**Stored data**
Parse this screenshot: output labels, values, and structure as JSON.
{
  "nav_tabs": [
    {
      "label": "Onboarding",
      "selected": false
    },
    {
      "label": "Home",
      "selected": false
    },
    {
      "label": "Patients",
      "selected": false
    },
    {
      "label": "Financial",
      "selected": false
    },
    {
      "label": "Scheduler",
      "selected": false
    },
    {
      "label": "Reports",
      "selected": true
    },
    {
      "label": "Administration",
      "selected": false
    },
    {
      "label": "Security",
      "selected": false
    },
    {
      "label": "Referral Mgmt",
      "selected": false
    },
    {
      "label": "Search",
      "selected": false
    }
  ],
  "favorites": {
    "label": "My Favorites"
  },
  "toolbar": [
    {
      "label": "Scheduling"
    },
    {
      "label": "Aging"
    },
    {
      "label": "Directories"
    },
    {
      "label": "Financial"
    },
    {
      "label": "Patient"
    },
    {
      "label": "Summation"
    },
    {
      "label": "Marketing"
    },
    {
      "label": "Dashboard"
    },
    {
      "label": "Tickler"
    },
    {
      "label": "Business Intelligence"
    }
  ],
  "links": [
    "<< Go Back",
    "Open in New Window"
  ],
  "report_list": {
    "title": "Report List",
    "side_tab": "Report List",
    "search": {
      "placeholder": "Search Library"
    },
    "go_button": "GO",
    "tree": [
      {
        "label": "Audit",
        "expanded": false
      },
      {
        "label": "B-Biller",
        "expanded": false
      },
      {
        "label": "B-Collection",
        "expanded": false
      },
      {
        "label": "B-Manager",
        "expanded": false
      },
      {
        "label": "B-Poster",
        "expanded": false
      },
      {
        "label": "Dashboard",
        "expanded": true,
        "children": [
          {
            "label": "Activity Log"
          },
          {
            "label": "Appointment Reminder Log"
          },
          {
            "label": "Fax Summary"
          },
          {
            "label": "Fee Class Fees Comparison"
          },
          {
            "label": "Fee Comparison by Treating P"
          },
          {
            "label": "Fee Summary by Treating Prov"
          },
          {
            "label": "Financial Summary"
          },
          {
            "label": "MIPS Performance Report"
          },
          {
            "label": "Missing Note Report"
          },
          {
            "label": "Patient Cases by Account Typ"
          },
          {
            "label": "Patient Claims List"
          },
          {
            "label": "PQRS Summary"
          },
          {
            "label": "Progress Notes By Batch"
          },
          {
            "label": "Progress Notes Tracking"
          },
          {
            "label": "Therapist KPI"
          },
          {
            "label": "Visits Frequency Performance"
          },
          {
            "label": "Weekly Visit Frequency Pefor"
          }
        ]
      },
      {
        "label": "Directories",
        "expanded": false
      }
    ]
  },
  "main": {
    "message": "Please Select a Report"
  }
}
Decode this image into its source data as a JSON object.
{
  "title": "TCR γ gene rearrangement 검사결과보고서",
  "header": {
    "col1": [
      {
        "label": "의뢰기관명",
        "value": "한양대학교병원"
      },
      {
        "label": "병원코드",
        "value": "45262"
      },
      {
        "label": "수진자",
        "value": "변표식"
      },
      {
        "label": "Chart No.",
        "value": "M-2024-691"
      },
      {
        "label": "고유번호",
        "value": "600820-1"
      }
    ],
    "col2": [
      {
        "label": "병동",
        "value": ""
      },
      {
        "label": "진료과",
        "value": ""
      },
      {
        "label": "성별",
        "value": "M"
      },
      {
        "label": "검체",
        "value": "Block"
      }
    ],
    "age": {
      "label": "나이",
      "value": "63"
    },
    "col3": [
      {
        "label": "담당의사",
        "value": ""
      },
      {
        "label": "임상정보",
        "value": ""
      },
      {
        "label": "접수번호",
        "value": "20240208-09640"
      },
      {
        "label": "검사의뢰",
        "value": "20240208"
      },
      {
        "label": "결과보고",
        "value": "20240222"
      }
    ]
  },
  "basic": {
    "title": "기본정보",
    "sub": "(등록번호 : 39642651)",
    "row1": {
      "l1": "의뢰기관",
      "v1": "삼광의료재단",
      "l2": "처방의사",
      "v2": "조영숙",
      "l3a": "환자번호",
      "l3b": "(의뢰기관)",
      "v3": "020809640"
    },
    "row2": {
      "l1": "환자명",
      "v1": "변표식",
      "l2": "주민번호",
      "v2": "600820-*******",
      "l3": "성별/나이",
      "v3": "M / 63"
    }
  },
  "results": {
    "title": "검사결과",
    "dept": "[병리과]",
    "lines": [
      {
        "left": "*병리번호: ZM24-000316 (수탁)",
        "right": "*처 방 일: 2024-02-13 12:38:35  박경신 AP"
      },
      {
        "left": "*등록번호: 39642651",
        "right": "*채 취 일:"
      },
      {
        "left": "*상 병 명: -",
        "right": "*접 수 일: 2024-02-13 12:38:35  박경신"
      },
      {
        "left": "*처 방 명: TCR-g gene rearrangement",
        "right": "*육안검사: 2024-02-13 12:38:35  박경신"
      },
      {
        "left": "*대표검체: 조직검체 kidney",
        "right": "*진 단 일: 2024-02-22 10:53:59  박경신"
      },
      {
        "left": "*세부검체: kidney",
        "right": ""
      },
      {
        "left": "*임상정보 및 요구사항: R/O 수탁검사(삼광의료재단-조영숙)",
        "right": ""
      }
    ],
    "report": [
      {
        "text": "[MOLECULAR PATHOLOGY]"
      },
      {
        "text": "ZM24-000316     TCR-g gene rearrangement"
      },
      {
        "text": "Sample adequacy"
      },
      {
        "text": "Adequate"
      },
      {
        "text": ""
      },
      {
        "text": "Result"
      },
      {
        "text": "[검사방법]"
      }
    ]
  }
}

**Your assignment**
Return only the number of lines in the entries above that contain the word "Treating".

**Problem solution**
2